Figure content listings
▽

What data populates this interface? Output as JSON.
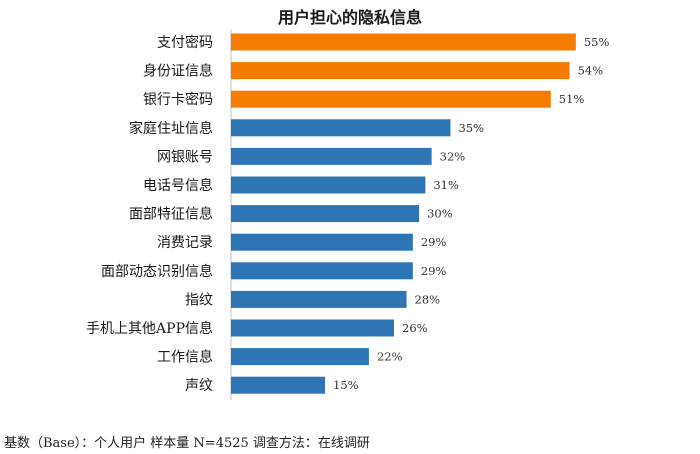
{
  "chart_data": {
    "type": "bar",
    "orientation": "horizontal",
    "title": "用户担心的隐私信息",
    "categories": [
      "支付密码",
      "身份证信息",
      "银行卡密码",
      "家庭住址信息",
      "网银账号",
      "电话号信息",
      "面部特征信息",
      "消费记录",
      "面部动态识别信息",
      "指纹",
      "手机上其他APP信息",
      "工作信息",
      "声纹"
    ],
    "values": [
      55,
      54,
      51,
      35,
      32,
      31,
      30,
      29,
      29,
      28,
      26,
      22,
      15
    ],
    "value_labels": [
      "55%",
      "54%",
      "51%",
      "35%",
      "32%",
      "31%",
      "30%",
      "29%",
      "29%",
      "28%",
      "26%",
      "22%",
      "15%"
    ],
    "colors": [
      "#F57C00",
      "#F57C00",
      "#F57C00",
      "#2E75B6",
      "#2E75B6",
      "#2E75B6",
      "#2E75B6",
      "#2E75B6",
      "#2E75B6",
      "#2E75B6",
      "#2E75B6",
      "#2E75B6",
      "#2E75B6"
    ],
    "xlim": [
      0,
      60
    ],
    "xlabel": "",
    "ylabel": "",
    "grid": false,
    "legend": "none"
  },
  "footnote": "基数（Base）：个人用户   样本量 N=4525  调查方法：在线调研"
}
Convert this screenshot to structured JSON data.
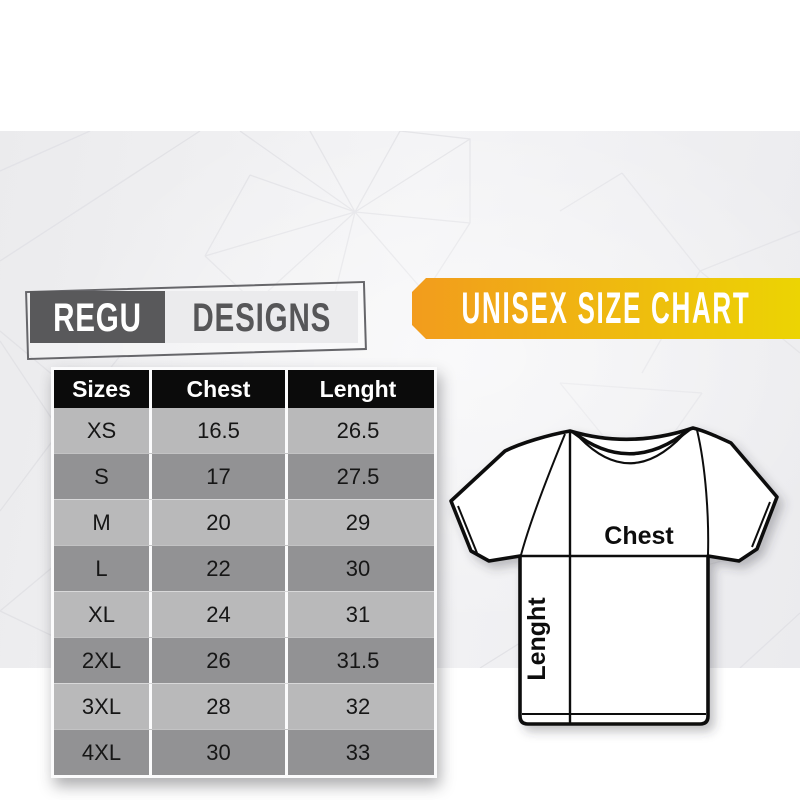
{
  "brand": {
    "name_primary": "REGU",
    "name_secondary": "DESIGNS"
  },
  "banner": {
    "title": "UNISEX SIZE CHART",
    "color_left": "#f29c1d",
    "color_right": "#ecd403"
  },
  "size_table": {
    "columns": [
      "Sizes",
      "Chest",
      "Lenght"
    ],
    "rows": [
      [
        "XS",
        "16.5",
        "26.5"
      ],
      [
        "S",
        "17",
        "27.5"
      ],
      [
        "M",
        "20",
        "29"
      ],
      [
        "L",
        "22",
        "30"
      ],
      [
        "XL",
        "24",
        "31"
      ],
      [
        "2XL",
        "26",
        "31.5"
      ],
      [
        "3XL",
        "28",
        "32"
      ],
      [
        "4XL",
        "30",
        "33"
      ]
    ],
    "header_bg": "#0b0b0b",
    "row_color_light": "#b9b9ba",
    "row_color_dark": "#929294"
  },
  "shirt_diagram": {
    "chest_label": "Chest",
    "length_label": "Lenght"
  },
  "chart_data": {
    "type": "table",
    "title": "UNISEX SIZE CHART",
    "columns": [
      "Sizes",
      "Chest",
      "Lenght"
    ],
    "rows": [
      {
        "size": "XS",
        "chest": 16.5,
        "length": 26.5
      },
      {
        "size": "S",
        "chest": 17,
        "length": 27.5
      },
      {
        "size": "M",
        "chest": 20,
        "length": 29
      },
      {
        "size": "L",
        "chest": 22,
        "length": 30
      },
      {
        "size": "XL",
        "chest": 24,
        "length": 31
      },
      {
        "size": "2XL",
        "chest": 26,
        "length": 31.5
      },
      {
        "size": "3XL",
        "chest": 28,
        "length": 32
      },
      {
        "size": "4XL",
        "chest": 30,
        "length": 33
      }
    ]
  }
}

△

** Exercise details **
Repeat the records above exactly, leaving out the pictures.

** Response below **
What data populates this interface? Output as JSON.
{
  "chart_data": {
    "type": "bar",
    "orientation": "horizontal",
    "title": "用户担心的隐私信息",
    "categories": [
      "支付密码",
      "身份证信息",
      "银行卡密码",
      "家庭住址信息",
      "网银账号",
      "电话号信息",
      "面部特征信息",
      "消费记录",
      "面部动态识别信息",
      "指纹",
      "手机上其他APP信息",
      "工作信息",
      "声纹"
    ],
    "values": [
      55,
      54,
      51,
      35,
      32,
      31,
      30,
      29,
      29,
      28,
      26,
      22,
      15
    ],
    "value_labels": [
      "55%",
      "54%",
      "51%",
      "35%",
      "32%",
      "31%",
      "30%",
      "29%",
      "29%",
      "28%",
      "26%",
      "22%",
      "15%"
    ],
    "colors": [
      "#F57C00",
      "#F57C00",
      "#F57C00",
      "#2E75B6",
      "#2E75B6",
      "#2E75B6",
      "#2E75B6",
      "#2E75B6",
      "#2E75B6",
      "#2E75B6",
      "#2E75B6",
      "#2E75B6",
      "#2E75B6"
    ],
    "xlim": [
      0,
      60
    ],
    "xlabel": "",
    "ylabel": "",
    "grid": false,
    "legend": "none"
  },
  "footnote": "基数（Base）：个人用户   样本量 N=4525  调查方法：在线调研"
}
Convert this screenshot to structured JSON data.
{
  "brand": {
    "name_primary": "REGU",
    "name_secondary": "DESIGNS"
  },
  "banner": {
    "title": "UNISEX SIZE CHART",
    "color_left": "#f29c1d",
    "color_right": "#ecd403"
  },
  "size_table": {
    "columns": [
      "Sizes",
      "Chest",
      "Lenght"
    ],
    "rows": [
      [
        "XS",
        "16.5",
        "26.5"
      ],
      [
        "S",
        "17",
        "27.5"
      ],
      [
        "M",
        "20",
        "29"
      ],
      [
        "L",
        "22",
        "30"
      ],
      [
        "XL",
        "24",
        "31"
      ],
      [
        "2XL",
        "26",
        "31.5"
      ],
      [
        "3XL",
        "28",
        "32"
      ],
      [
        "4XL",
        "30",
        "33"
      ]
    ],
    "header_bg": "#0b0b0b",
    "row_color_light": "#b9b9ba",
    "row_color_dark": "#929294"
  },
  "shirt_diagram": {
    "chest_label": "Chest",
    "length_label": "Lenght"
  },
  "chart_data": {
    "type": "table",
    "title": "UNISEX SIZE CHART",
    "columns": [
      "Sizes",
      "Chest",
      "Lenght"
    ],
    "rows": [
      {
        "size": "XS",
        "chest": 16.5,
        "length": 26.5
      },
      {
        "size": "S",
        "chest": 17,
        "length": 27.5
      },
      {
        "size": "M",
        "chest": 20,
        "length": 29
      },
      {
        "size": "L",
        "chest": 22,
        "length": 30
      },
      {
        "size": "XL",
        "chest": 24,
        "length": 31
      },
      {
        "size": "2XL",
        "chest": 26,
        "length": 31.5
      },
      {
        "size": "3XL",
        "chest": 28,
        "length": 32
      },
      {
        "size": "4XL",
        "chest": 30,
        "length": 33
      }
    ]
  }
}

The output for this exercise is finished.